_Set task_: Skip the pictures and quote all of the lines exactly.

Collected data

::::

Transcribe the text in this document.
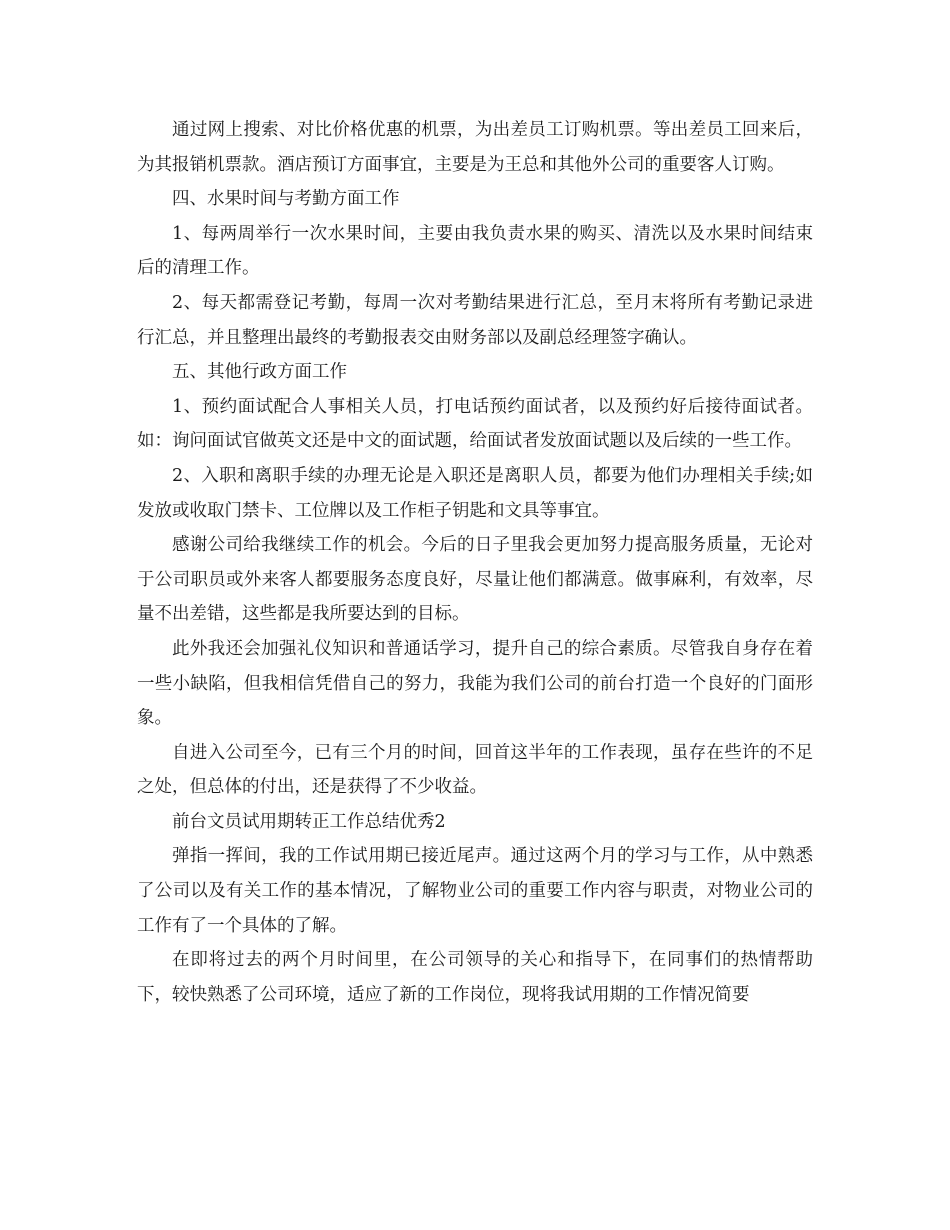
通过网上搜索、对比价格优惠的机票，为出差员工订购机票。等出差员工回来后，为其报销机票款。酒店预订方面事宜，主要是为王总和其他外公司的重要客人订购。

四、水果时间与考勤方面工作

1、每两周举行一次水果时间，主要由我负责水果的购买、清洗以及水果时间结束后的清理工作。

2、每天都需登记考勤，每周一次对考勤结果进行汇总，至月末将所有考勤记录进行汇总，并且整理出最终的考勤报表交由财务部以及副总经理签字确认。

五、其他行政方面工作

1、预约面试配合人事相关人员，打电话预约面试者，以及预约好后接待面试者。如：询问面试官做英文还是中文的面试题，给面试者发放面试题以及后续的一些工作。

2、入职和离职手续的办理无论是入职还是离职人员，都要为他们办理相关手续;如发放或收取门禁卡、工位牌以及工作柜子钥匙和文具等事宜。

感谢公司给我继续工作的机会。今后的日子里我会更加努力提高服务质量，无论对于公司职员或外来客人都要服务态度良好，尽量让他们都满意。做事麻利，有效率，尽量不出差错，这些都是我所要达到的目标。

此外我还会加强礼仪知识和普通话学习，提升自己的综合素质。尽管我自身存在着一些小缺陷，但我相信凭借自己的努力，我能为我们公司的前台打造一个良好的门面形象。

自进入公司至今，已有三个月的时间，回首这半年的工作表现，虽存在些许的不足之处，但总体的付出，还是获得了不少收益。

前台文员试用期转正工作总结优秀2

弹指一挥间，我的工作试用期已接近尾声。通过这两个月的学习与工作，从中熟悉了公司以及有关工作的基本情况，了解物业公司的重要工作内容与职责，对物业公司的工作有了一个具体的了解。

在即将过去的两个月时间里，在公司领导的关心和指导下，在同事们的热情帮助下，较快熟悉了公司环境，适应了新的工作岗位，现将我试用期的工作情况简要
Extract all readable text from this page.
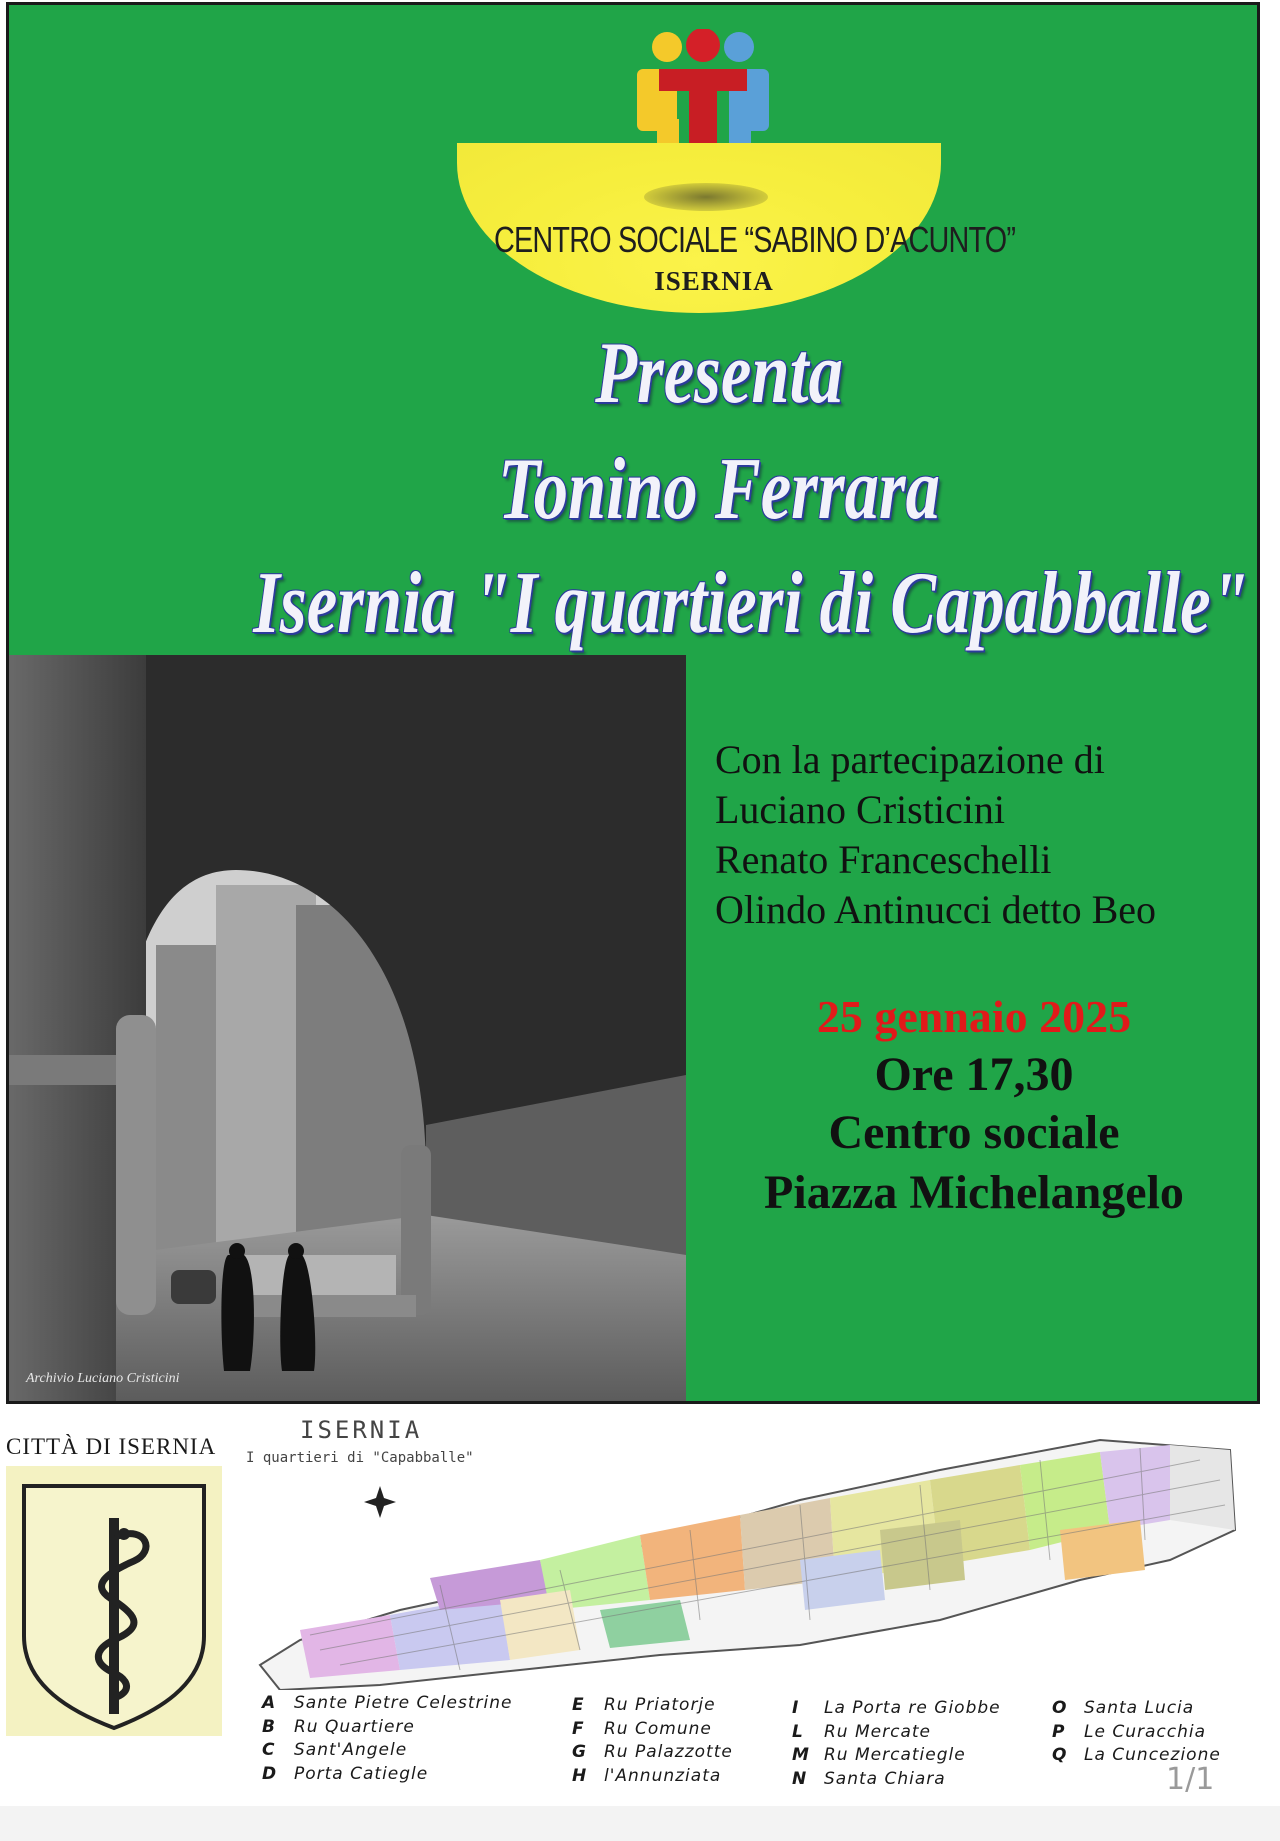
CENTRO SOCIALE “SABINO D’ACUNTO”
ISERNIA
Presenta
Tonino Ferrara
Isernia "I quartieri di Capabballe"
Archivio Luciano Cristicini
Con la partecipazione di
Luciano Cristicini
Renato Franceschelli
Olindo Antinucci detto Beo
25 gennaio 2025
Ore 17,30
Centro sociale
Piazza Michelangelo
CITTÀ DI ISERNIA
ISERNIA
I quartieri di "Capabballe"
A Sante Pietre Celestrine
B Ru Quartiere
C Sant'Angele
D Porta Catiegle
E Ru Priatorje
F Ru Comune
G Ru Palazzotte
H l'Annunziata
I La Porta re Giobbe
L Ru Mercate
M Ru Mercatiegle
N Santa Chiara
O Santa Lucia
P Le Curacchia
Q La Cuncezione
1/1
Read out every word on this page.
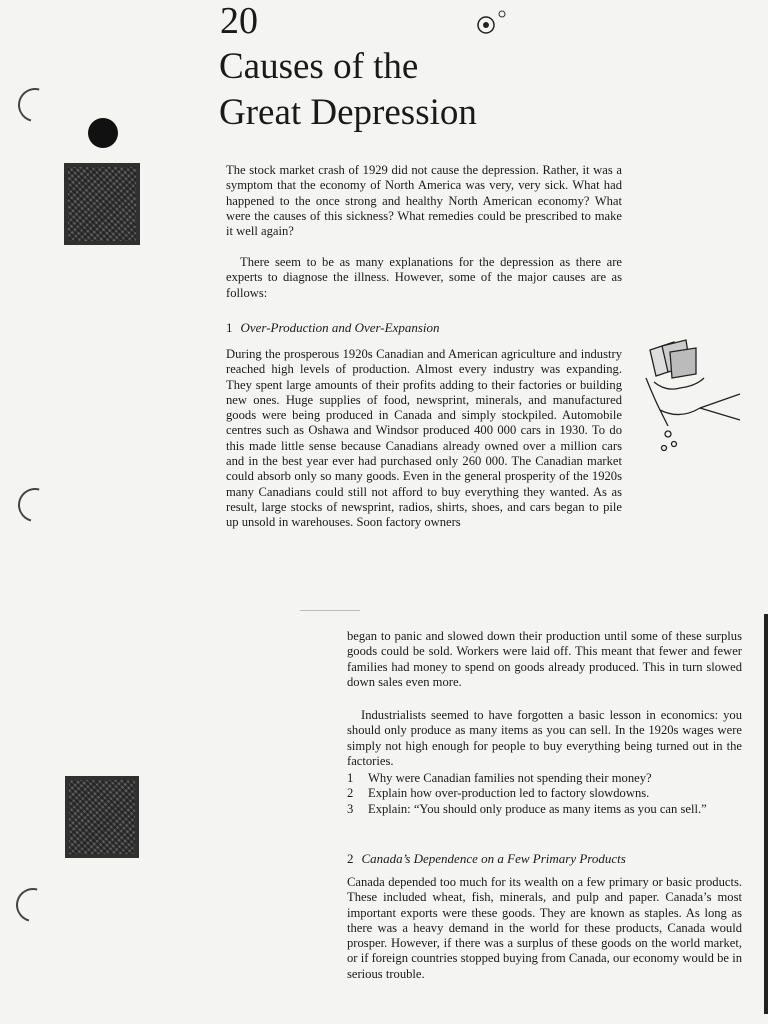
20
Causes of the
Great Depression

The stock market crash of 1929 did not cause the depression. Rather, it was a symptom that the economy of North America was very, very sick. What had happened to the once strong and healthy North American economy? What were the causes of this sickness? What remedies could be prescribed to make it well again?

There seem to be as many explanations for the depression as there are experts to diagnose the illness. However, some of the major causes are as follows:

1 Over-Production and Over-Expansion

During the prosperous 1920s Canadian and American agriculture and industry reached high levels of production. Almost every industry was expanding. They spent large amounts of their profits adding to their factories or building new ones. Huge supplies of food, newsprint, minerals, and manufactured goods were being produced in Canada and simply stockpiled. Automobile centres such as Oshawa and Windsor produced 400 000 cars in 1930. To do this made little sense because Canadians already owned over a million cars and in the best year ever had purchased only 260 000. The Canadian market could absorb only so many goods. Even in the general prosperity of the 1920s many Canadians could still not afford to buy everything they wanted. As as result, large stocks of newsprint, radios, shirts, shoes, and cars began to pile up unsold in warehouses. Soon factory owners

began to panic and slowed down their production until some of these surplus goods could be sold. Workers were laid off. This meant that fewer and fewer families had money to spend on goods already produced. This in turn slowed down sales even more.

Industrialists seemed to have forgotten a basic lesson in economics: you should only produce as many items as you can sell. In the 1920s wages were simply not high enough for people to buy everything being turned out in the factories.

1	Why were Canadian families not spending their money?
2	Explain how over-production led to factory slowdowns.
3	Explain: “You should only produce as many items as you can sell.”
2 Canada’s Dependence on a Few Primary Products

Canada depended too much for its wealth on a few primary or basic products. These included wheat, fish, minerals, and pulp and paper. Canada’s most important exports were these goods. They are known as staples. As long as there was a heavy demand in the world for these products, Canada would prosper. However, if there was a surplus of these goods on the world market, or if foreign countries stopped buying from Canada, our economy would be in serious trouble.
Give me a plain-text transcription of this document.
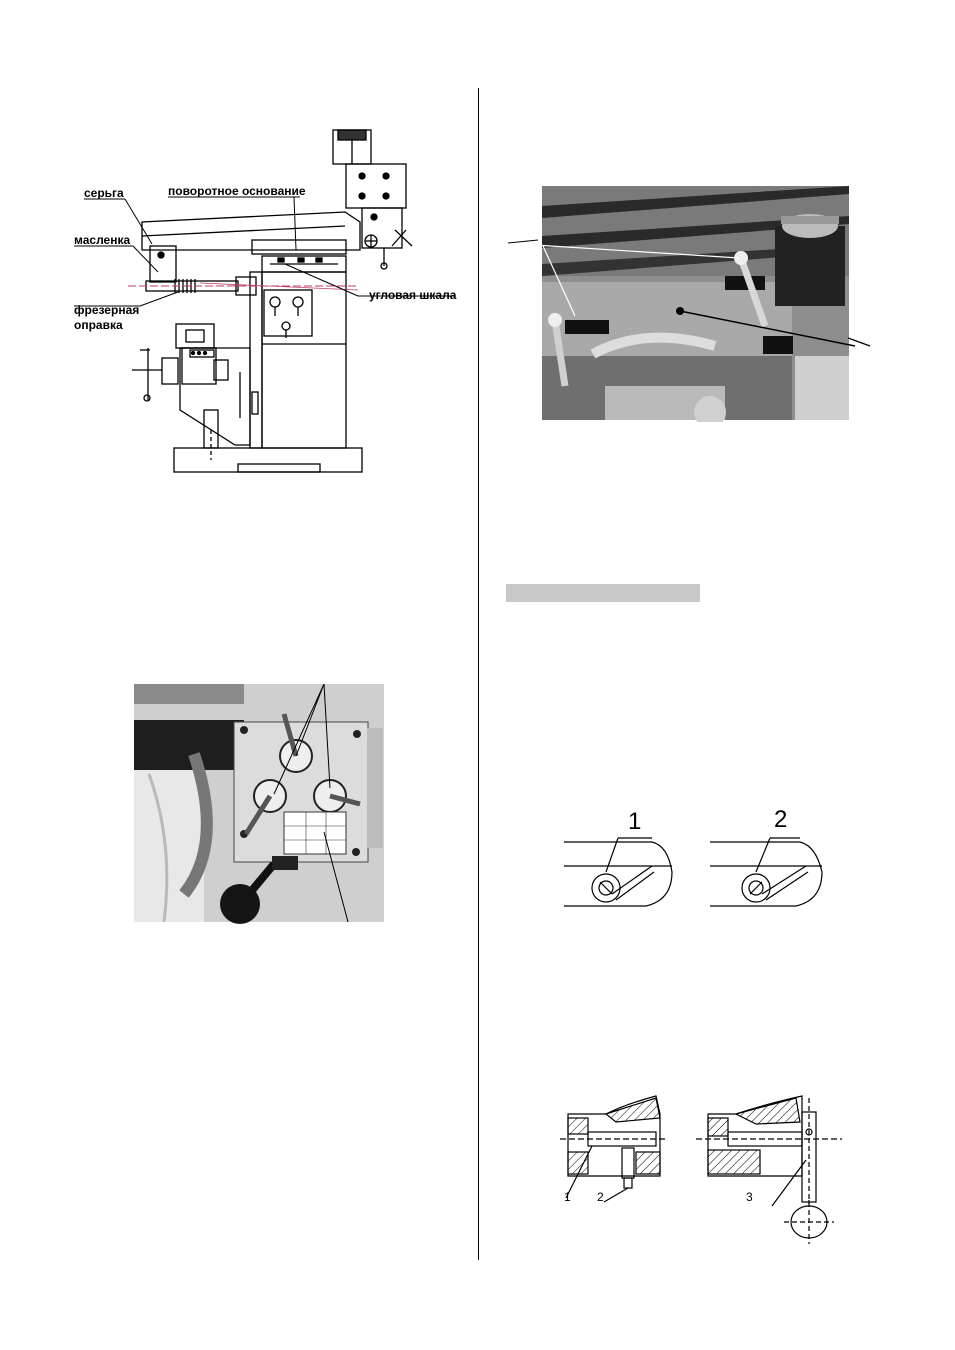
серьга	поворотное основание
масленка
фрезерная
оправка
угловая шкала
1	2
1 2	3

::::

_Task solution_:
Transcribe the text in this document.
通过网上搜索、对比价格优惠的机票，为出差员工订购机票。等出差员工回来后，为其报销机票款。酒店预订方面事宜，主要是为王总和其他外公司的重要客人订购。

四、水果时间与考勤方面工作

1、每两周举行一次水果时间，主要由我负责水果的购买、清洗以及水果时间结束后的清理工作。

2、每天都需登记考勤，每周一次对考勤结果进行汇总，至月末将所有考勤记录进行汇总，并且整理出最终的考勤报表交由财务部以及副总经理签字确认。

五、其他行政方面工作

1、预约面试配合人事相关人员，打电话预约面试者，以及预约好后接待面试者。如：询问面试官做英文还是中文的面试题，给面试者发放面试题以及后续的一些工作。

2、入职和离职手续的办理无论是入职还是离职人员，都要为他们办理相关手续;如发放或收取门禁卡、工位牌以及工作柜子钥匙和文具等事宜。

感谢公司给我继续工作的机会。今后的日子里我会更加努力提高服务质量，无论对于公司职员或外来客人都要服务态度良好，尽量让他们都满意。做事麻利，有效率，尽量不出差错，这些都是我所要达到的目标。

此外我还会加强礼仪知识和普通话学习，提升自己的综合素质。尽管我自身存在着一些小缺陷，但我相信凭借自己的努力，我能为我们公司的前台打造一个良好的门面形象。

自进入公司至今，已有三个月的时间，回首这半年的工作表现，虽存在些许的不足之处，但总体的付出，还是获得了不少收益。

前台文员试用期转正工作总结优秀2

弹指一挥间，我的工作试用期已接近尾声。通过这两个月的学习与工作，从中熟悉了公司以及有关工作的基本情况，了解物业公司的重要工作内容与职责，对物业公司的工作有了一个具体的了解。

在即将过去的两个月时间里，在公司领导的关心和指导下，在同事们的热情帮助下，较快熟悉了公司环境，适应了新的工作岗位，现将我试用期的工作情况简要
Extract all readable text from this page.
CENTRO SOCIALE “SABINO D’ACUNTO”
ISERNIA
Presenta
Tonino Ferrara
Isernia "I quartieri di Capabballe"
Archivio Luciano Cristicini
Con la partecipazione di
Luciano Cristicini
Renato Franceschelli
Olindo Antinucci detto Beo
25 gennaio 2025
Ore 17,30
Centro sociale
Piazza Michelangelo
CITTÀ DI ISERNIA
ISERNIA
I quartieri di "Capabballe"
A Sante Pietre Celestrine
B Ru Quartiere
C Sant'Angele
D Porta Catiegle
E Ru Priatorje
F Ru Comune
G Ru Palazzotte
H l'Annunziata
I La Porta re Giobbe
L Ru Mercate
M Ru Mercatiegle
N Santa Chiara
O Santa Lucia
P Le Curacchia
Q La Cuncezione
1/1
Read out every word on this page.
20
Causes of the
Great Depression

The stock market crash of 1929 did not cause the depression. Rather, it was a symptom that the economy of North America was very, very sick. What had happened to the once strong and healthy North American economy? What were the causes of this sickness? What remedies could be prescribed to make it well again?

There seem to be as many explanations for the depression as there are experts to diagnose the illness. However, some of the major causes are as follows:

1 Over-Production and Over-Expansion

During the prosperous 1920s Canadian and American agriculture and industry reached high levels of production. Almost every industry was expanding. They spent large amounts of their profits adding to their factories or building new ones. Huge supplies of food, newsprint, minerals, and manufactured goods were being produced in Canada and simply stockpiled. Automobile centres such as Oshawa and Windsor produced 400 000 cars in 1930. To do this made little sense because Canadians already owned over a million cars and in the best year ever had purchased only 260 000. The Canadian market could absorb only so many goods. Even in the general prosperity of the 1920s many Canadians could still not afford to buy everything they wanted. As as result, large stocks of newsprint, radios, shirts, shoes, and cars began to pile up unsold in warehouses. Soon factory owners

began to panic and slowed down their production until some of these surplus goods could be sold. Workers were laid off. This meant that fewer and fewer families had money to spend on goods already produced. This in turn slowed down sales even more.

Industrialists seemed to have forgotten a basic lesson in economics: you should only produce as many items as you can sell. In the 1920s wages were simply not high enough for people to buy everything being turned out in the factories.

1	Why were Canadian families not spending their money?
2	Explain how over-production led to factory slowdowns.
3	Explain: “You should only produce as many items as you can sell.”
2 Canada’s Dependence on a Few Primary Products

Canada depended too much for its wealth on a few primary or basic products. These included wheat, fish, minerals, and pulp and paper. Canada’s most important exports were these goods. They are known as staples. As long as there was a heavy demand in the world for these products, Canada would prosper. However, if there was a surplus of these goods on the world market, or if foreign countries stopped buying from Canada, our economy would be in serious trouble.
Give me a plain-text transcription of this document.
серьга	поворотное основание
масленка
фрезерная
оправка
угловая шкала
1	2
1 2	3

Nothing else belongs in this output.